■ **To be done**:
Return every line of the data below that includes the string "dateCreated".
------------------------------------------------
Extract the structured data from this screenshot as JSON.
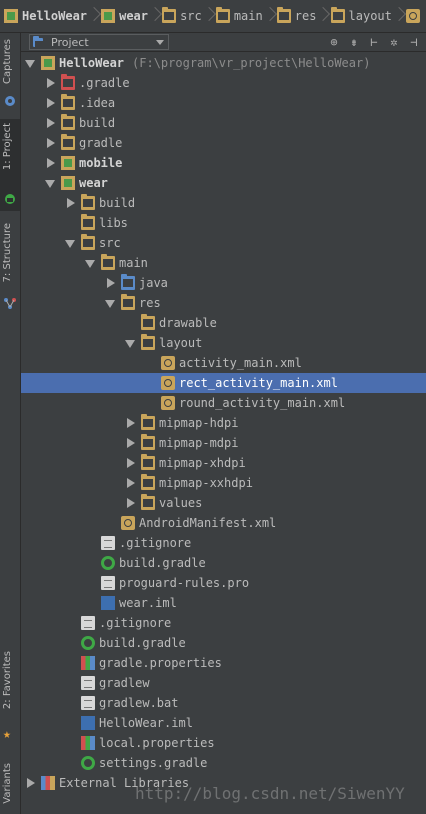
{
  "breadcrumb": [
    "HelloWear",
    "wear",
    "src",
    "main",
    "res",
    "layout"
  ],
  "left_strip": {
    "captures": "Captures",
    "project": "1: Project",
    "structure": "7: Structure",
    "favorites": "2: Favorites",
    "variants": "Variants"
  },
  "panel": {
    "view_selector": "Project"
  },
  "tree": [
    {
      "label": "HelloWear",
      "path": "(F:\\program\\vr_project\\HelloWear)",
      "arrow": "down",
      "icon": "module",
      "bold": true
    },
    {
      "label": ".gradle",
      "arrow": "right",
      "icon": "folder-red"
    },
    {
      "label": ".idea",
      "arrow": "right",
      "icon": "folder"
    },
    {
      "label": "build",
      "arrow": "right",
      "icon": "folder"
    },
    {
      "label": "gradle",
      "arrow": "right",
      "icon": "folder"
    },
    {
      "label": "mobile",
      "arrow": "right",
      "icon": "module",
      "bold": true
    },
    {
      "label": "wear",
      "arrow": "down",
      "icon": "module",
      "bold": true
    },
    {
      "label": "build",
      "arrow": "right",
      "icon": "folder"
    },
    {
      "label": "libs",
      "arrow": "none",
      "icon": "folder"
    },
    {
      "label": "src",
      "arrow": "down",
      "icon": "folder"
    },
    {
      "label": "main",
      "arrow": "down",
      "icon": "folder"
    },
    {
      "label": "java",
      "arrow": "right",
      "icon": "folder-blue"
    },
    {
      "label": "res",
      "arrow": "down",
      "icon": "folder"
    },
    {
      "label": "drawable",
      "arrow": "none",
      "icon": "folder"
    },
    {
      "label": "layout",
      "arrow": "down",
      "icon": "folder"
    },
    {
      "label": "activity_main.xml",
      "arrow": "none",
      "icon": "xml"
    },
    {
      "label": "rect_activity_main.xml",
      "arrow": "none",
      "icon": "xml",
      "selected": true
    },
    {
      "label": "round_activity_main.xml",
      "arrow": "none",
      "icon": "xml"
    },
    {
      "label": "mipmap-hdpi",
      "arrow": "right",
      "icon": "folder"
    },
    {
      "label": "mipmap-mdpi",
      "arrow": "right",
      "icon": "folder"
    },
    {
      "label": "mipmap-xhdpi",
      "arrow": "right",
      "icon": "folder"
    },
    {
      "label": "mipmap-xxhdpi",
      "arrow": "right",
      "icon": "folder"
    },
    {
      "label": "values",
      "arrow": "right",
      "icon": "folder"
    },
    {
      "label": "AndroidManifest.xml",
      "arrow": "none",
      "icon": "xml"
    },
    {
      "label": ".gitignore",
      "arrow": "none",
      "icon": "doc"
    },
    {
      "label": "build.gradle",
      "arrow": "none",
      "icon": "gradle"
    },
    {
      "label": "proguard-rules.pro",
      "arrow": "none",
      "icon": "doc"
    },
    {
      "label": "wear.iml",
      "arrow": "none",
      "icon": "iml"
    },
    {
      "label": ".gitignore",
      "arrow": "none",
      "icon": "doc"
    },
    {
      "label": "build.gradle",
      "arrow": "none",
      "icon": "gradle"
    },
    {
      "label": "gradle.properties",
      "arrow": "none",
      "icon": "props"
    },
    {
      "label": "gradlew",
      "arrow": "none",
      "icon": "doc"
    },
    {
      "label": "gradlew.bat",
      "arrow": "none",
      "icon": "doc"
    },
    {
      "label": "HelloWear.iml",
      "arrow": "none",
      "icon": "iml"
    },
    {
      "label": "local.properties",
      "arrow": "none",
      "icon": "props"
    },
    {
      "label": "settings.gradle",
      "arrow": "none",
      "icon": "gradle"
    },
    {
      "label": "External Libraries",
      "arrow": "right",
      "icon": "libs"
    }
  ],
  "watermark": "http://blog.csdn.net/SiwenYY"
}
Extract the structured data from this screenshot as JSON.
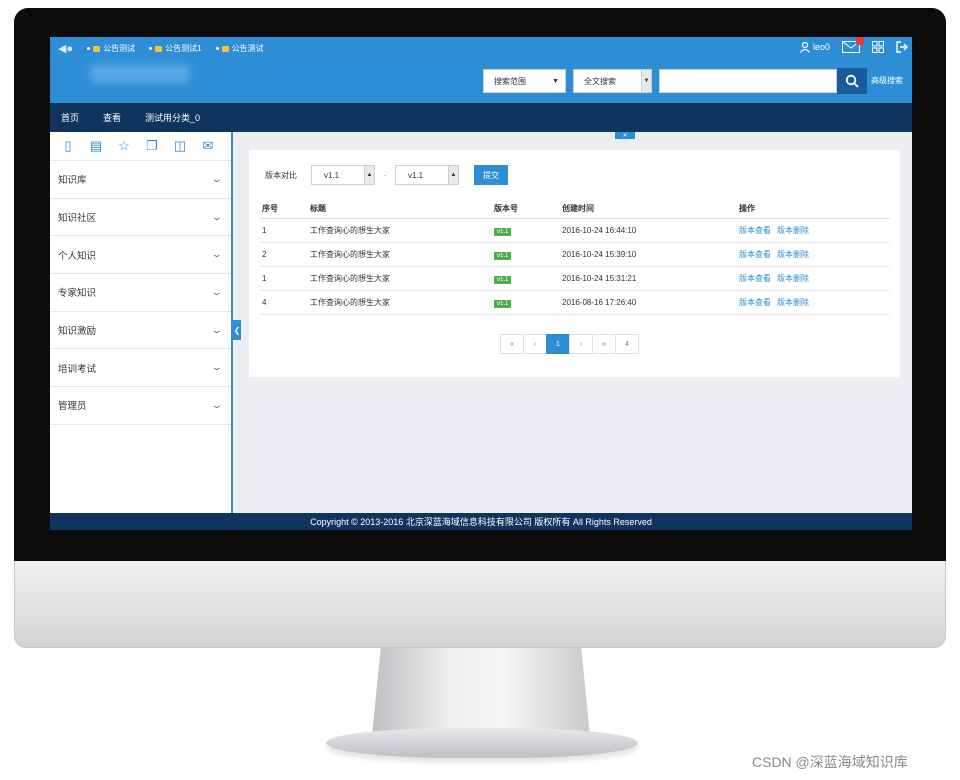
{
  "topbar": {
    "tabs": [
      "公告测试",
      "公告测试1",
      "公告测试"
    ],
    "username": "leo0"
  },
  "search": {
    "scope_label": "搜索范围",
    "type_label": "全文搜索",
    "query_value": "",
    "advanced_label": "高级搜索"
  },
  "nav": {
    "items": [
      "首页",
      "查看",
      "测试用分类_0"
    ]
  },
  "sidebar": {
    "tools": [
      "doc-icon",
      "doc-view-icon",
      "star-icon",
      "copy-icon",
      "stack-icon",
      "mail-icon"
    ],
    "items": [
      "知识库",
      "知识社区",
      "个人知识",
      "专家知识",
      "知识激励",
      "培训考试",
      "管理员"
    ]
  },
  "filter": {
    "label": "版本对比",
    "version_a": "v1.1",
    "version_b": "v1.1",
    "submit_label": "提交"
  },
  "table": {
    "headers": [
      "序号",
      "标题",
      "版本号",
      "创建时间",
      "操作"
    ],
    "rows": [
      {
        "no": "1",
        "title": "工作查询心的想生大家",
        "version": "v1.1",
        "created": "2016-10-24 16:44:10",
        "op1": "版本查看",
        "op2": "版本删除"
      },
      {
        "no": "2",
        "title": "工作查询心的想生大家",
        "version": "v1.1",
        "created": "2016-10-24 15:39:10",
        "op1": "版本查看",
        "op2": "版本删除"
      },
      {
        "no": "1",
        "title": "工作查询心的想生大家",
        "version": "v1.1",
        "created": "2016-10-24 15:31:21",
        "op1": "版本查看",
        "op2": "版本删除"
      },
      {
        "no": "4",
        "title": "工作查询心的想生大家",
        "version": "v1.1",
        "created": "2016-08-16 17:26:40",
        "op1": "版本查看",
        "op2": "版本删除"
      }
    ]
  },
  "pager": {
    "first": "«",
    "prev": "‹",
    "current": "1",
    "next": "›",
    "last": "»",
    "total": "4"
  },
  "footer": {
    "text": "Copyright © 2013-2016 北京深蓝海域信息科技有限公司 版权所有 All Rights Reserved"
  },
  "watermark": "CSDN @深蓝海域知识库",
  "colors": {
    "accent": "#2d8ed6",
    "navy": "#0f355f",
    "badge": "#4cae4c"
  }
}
------------------------------------------------
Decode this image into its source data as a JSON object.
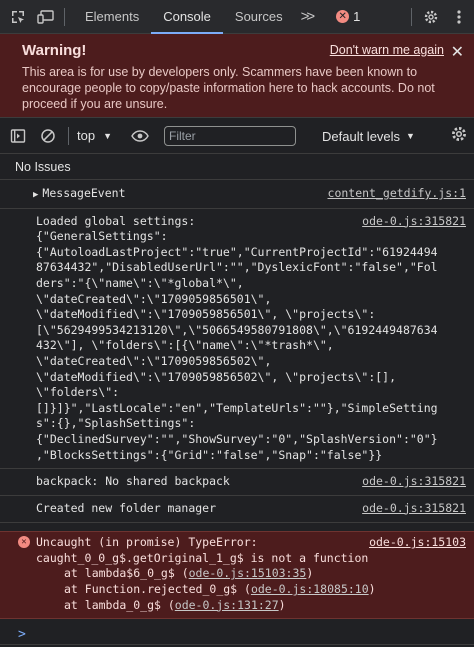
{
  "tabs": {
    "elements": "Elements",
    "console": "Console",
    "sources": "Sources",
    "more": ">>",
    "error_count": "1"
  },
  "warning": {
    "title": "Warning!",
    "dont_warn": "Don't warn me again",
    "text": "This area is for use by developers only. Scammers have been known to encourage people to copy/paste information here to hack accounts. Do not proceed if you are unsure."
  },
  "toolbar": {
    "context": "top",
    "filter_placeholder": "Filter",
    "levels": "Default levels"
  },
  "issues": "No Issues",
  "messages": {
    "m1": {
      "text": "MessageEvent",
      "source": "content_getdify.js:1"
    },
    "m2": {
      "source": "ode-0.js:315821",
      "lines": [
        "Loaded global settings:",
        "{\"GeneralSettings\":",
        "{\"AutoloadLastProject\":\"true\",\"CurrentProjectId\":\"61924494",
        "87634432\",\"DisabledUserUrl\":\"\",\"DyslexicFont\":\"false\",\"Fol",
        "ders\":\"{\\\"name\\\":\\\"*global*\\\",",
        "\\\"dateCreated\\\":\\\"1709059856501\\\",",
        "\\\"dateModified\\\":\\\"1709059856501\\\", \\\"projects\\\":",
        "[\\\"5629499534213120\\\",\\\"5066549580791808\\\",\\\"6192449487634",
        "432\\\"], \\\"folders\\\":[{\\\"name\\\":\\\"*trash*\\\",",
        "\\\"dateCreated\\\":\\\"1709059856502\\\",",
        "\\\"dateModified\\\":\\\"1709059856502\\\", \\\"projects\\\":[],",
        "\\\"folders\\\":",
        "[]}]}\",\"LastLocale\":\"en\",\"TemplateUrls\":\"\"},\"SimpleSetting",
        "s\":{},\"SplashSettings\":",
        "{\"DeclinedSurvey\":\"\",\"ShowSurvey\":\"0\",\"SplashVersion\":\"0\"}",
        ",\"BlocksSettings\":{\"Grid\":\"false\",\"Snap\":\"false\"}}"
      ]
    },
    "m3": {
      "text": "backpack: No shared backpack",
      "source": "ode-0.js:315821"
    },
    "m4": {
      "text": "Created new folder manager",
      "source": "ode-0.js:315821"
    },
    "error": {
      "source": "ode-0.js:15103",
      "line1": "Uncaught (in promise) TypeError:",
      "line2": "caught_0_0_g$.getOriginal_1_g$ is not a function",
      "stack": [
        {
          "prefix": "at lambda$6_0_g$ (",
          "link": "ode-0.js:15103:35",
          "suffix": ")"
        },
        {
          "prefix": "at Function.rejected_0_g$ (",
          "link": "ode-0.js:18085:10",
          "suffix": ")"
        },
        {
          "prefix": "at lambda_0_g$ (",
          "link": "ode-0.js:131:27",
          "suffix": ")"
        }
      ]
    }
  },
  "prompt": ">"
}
------------------------------------------------
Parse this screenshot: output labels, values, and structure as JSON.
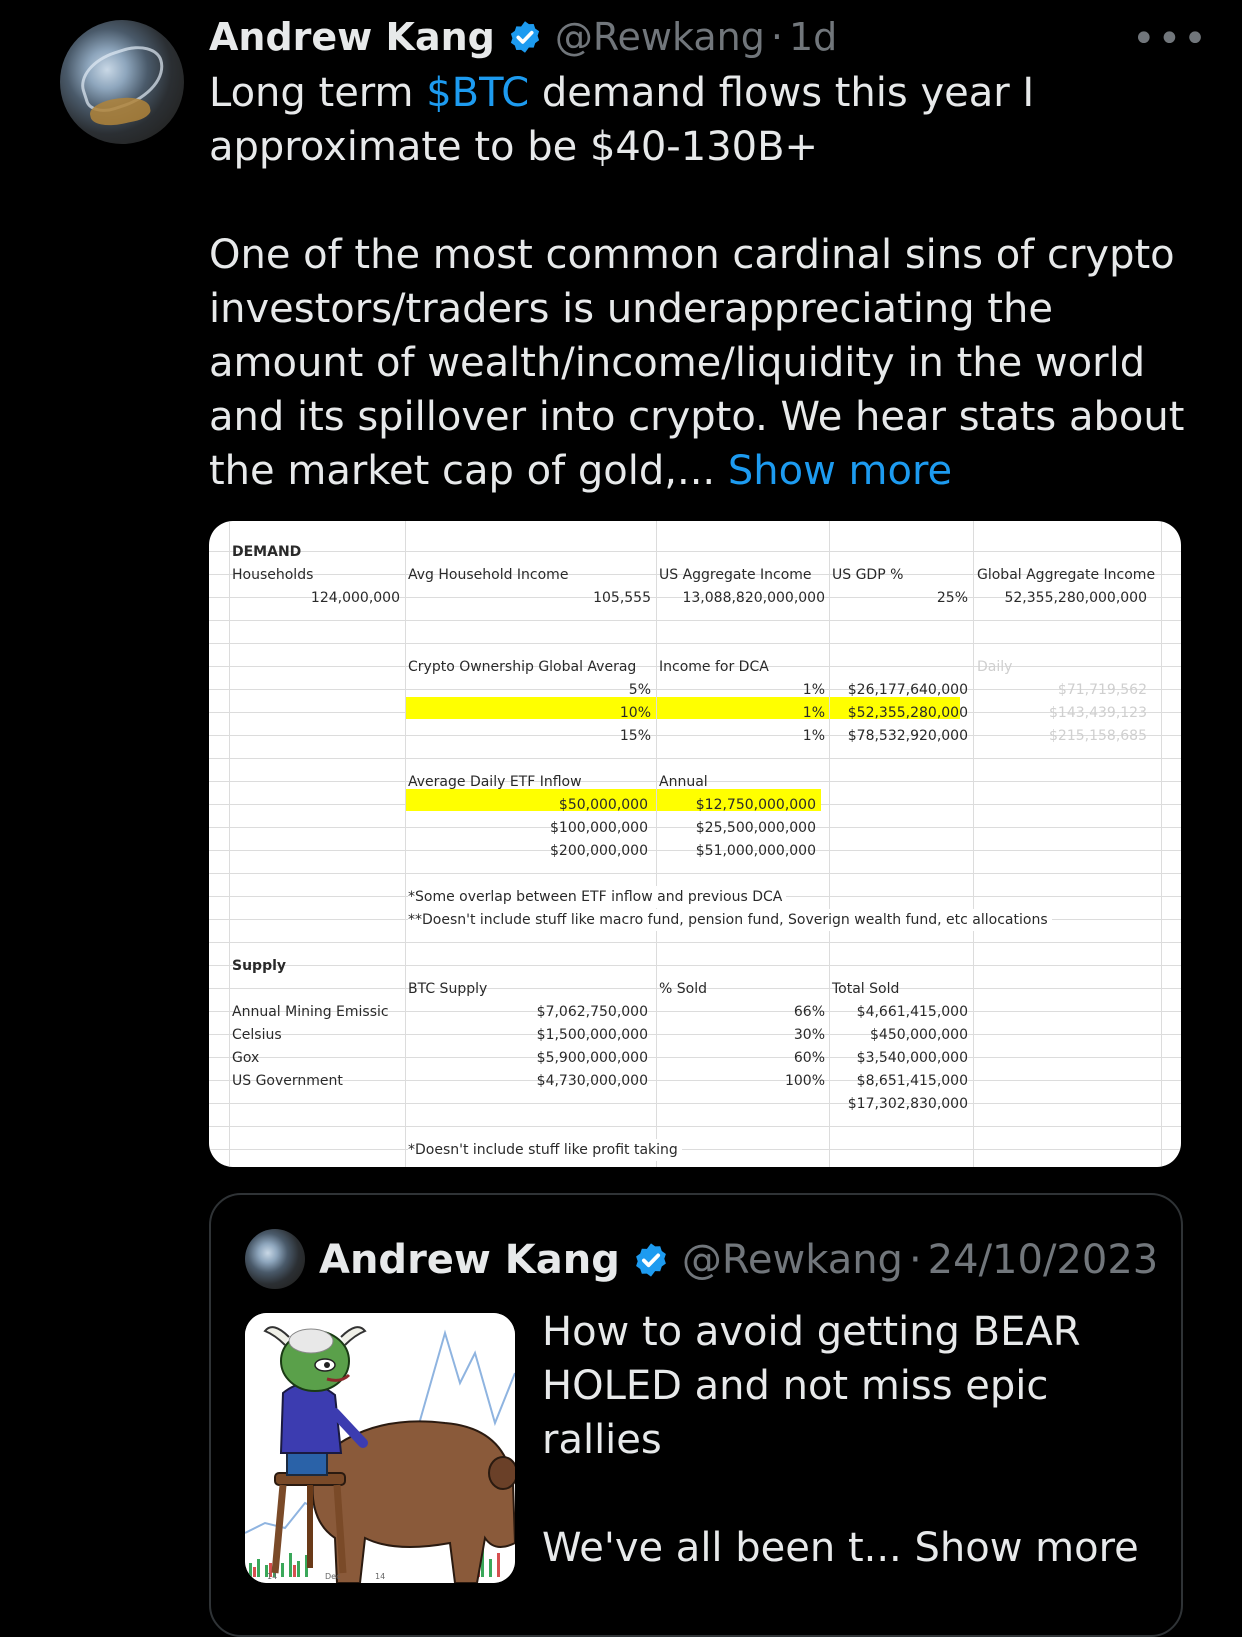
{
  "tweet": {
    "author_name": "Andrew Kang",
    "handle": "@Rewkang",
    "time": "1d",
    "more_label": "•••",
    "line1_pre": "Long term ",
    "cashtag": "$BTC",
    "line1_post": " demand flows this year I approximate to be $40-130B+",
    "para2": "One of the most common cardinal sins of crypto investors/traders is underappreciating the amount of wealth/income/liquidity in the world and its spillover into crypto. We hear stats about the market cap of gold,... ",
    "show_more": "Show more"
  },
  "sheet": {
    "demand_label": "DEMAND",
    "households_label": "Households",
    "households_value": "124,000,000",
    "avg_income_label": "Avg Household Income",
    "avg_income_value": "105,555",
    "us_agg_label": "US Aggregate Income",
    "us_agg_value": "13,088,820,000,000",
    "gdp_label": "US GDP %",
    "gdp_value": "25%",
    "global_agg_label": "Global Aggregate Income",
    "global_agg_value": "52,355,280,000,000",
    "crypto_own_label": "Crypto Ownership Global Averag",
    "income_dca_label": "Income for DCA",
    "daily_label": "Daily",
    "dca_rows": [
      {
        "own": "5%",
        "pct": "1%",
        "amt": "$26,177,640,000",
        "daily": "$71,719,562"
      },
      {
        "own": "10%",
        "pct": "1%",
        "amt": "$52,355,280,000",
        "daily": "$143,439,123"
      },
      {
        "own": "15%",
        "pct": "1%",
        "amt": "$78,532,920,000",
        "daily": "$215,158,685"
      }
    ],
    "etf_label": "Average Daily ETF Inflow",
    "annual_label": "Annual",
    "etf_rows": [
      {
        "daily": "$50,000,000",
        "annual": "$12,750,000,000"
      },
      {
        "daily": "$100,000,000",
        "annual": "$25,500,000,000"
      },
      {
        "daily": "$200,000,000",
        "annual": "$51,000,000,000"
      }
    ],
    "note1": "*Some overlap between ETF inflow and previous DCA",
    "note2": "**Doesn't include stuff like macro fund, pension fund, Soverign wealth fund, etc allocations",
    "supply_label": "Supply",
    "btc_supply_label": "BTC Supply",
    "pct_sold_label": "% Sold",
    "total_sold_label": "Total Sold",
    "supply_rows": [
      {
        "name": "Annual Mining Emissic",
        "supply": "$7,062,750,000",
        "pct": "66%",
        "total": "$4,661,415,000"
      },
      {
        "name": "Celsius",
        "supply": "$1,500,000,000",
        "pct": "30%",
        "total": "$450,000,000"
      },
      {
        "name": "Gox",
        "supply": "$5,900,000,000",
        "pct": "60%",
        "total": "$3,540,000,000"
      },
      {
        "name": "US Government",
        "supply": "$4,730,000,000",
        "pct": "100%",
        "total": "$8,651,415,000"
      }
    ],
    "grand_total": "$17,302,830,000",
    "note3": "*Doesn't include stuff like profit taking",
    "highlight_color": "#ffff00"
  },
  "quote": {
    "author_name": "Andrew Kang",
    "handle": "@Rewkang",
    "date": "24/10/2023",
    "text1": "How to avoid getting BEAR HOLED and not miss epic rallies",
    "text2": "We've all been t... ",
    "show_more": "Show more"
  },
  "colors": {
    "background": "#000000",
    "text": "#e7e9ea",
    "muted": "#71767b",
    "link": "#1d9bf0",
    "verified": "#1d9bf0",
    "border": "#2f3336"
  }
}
------------------------------------------------
■ **Written solution**:
        "\\\"dateCreated\\\":\\\"1709059856501\\\",",
        "\\\"dateCreated\\\":\\\"1709059856502\\\",",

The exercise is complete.